## Begin

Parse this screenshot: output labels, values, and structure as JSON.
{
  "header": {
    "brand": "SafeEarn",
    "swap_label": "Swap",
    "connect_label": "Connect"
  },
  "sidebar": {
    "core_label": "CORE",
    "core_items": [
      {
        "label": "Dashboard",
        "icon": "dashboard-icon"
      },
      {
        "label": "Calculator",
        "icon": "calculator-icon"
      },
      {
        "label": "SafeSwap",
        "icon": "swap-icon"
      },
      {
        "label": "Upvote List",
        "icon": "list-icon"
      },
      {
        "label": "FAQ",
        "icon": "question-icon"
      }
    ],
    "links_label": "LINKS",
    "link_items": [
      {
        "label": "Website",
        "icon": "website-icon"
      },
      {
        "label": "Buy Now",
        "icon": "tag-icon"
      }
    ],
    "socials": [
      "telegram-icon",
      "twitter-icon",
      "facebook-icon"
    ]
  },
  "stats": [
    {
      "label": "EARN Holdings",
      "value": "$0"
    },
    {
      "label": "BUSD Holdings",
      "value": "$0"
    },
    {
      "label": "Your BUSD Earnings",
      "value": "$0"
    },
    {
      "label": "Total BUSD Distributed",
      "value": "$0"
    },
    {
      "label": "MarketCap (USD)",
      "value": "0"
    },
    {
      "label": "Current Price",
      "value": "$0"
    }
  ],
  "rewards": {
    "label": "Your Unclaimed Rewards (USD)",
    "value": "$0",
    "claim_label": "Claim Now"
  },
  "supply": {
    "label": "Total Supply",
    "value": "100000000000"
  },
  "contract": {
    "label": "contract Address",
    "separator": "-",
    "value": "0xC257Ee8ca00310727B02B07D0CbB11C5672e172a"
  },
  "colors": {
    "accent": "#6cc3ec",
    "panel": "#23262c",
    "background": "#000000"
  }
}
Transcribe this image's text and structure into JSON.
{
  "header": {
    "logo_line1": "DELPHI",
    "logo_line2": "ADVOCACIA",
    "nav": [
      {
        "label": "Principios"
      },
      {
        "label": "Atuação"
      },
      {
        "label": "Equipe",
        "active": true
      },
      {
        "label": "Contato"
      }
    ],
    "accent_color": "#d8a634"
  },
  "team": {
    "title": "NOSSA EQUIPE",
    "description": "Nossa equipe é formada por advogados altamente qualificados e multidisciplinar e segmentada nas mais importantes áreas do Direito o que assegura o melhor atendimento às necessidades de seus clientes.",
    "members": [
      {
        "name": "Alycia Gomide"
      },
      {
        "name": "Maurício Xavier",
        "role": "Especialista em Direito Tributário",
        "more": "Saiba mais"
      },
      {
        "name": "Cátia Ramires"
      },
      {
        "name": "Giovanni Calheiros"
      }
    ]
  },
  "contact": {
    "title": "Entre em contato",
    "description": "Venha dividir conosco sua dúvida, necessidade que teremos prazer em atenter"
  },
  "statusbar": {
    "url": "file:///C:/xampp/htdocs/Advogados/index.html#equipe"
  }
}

## End

**DESCRIPTION OF THE TASK**. Print out every entry, keeping each one exact.

**SOLUTION TO THIS PROBLEM**.
Parse this screenshot: output labels, values, and structure as JSON.
{
  "header": {
    "brand": "SafeEarn",
    "swap_label": "Swap",
    "connect_label": "Connect"
  },
  "sidebar": {
    "core_label": "CORE",
    "core_items": [
      {
        "label": "Dashboard",
        "icon": "dashboard-icon"
      },
      {
        "label": "Calculator",
        "icon": "calculator-icon"
      },
      {
        "label": "SafeSwap",
        "icon": "swap-icon"
      },
      {
        "label": "Upvote List",
        "icon": "list-icon"
      },
      {
        "label": "FAQ",
        "icon": "question-icon"
      }
    ],
    "links_label": "LINKS",
    "link_items": [
      {
        "label": "Website",
        "icon": "website-icon"
      },
      {
        "label": "Buy Now",
        "icon": "tag-icon"
      }
    ],
    "socials": [
      "telegram-icon",
      "twitter-icon",
      "facebook-icon"
    ]
  },
  "stats": [
    {
      "label": "EARN Holdings",
      "value": "$0"
    },
    {
      "label": "BUSD Holdings",
      "value": "$0"
    },
    {
      "label": "Your BUSD Earnings",
      "value": "$0"
    },
    {
      "label": "Total BUSD Distributed",
      "value": "$0"
    },
    {
      "label": "MarketCap (USD)",
      "value": "0"
    },
    {
      "label": "Current Price",
      "value": "$0"
    }
  ],
  "rewards": {
    "label": "Your Unclaimed Rewards (USD)",
    "value": "$0",
    "claim_label": "Claim Now"
  },
  "supply": {
    "label": "Total Supply",
    "value": "100000000000"
  },
  "contract": {
    "label": "contract Address",
    "separator": "-",
    "value": "0xC257Ee8ca00310727B02B07D0CbB11C5672e172a"
  },
  "colors": {
    "accent": "#6cc3ec",
    "panel": "#23262c",
    "background": "#000000"
  }
}
Transcribe this image's text and structure into JSON.
{
  "header": {
    "logo_line1": "DELPHI",
    "logo_line2": "ADVOCACIA",
    "nav": [
      {
        "label": "Principios"
      },
      {
        "label": "Atuação"
      },
      {
        "label": "Equipe",
        "active": true
      },
      {
        "label": "Contato"
      }
    ],
    "accent_color": "#d8a634"
  },
  "team": {
    "title": "NOSSA EQUIPE",
    "description": "Nossa equipe é formada por advogados altamente qualificados e multidisciplinar e segmentada nas mais importantes áreas do Direito o que assegura o melhor atendimento às necessidades de seus clientes.",
    "members": [
      {
        "name": "Alycia Gomide"
      },
      {
        "name": "Maurício Xavier",
        "role": "Especialista em Direito Tributário",
        "more": "Saiba mais"
      },
      {
        "name": "Cátia Ramires"
      },
      {
        "name": "Giovanni Calheiros"
      }
    ]
  },
  "contact": {
    "title": "Entre em contato",
    "description": "Venha dividir conosco sua dúvida, necessidade que teremos prazer em atenter"
  },
  "statusbar": {
    "url": "file:///C:/xampp/htdocs/Advogados/index.html#equipe"
  }
}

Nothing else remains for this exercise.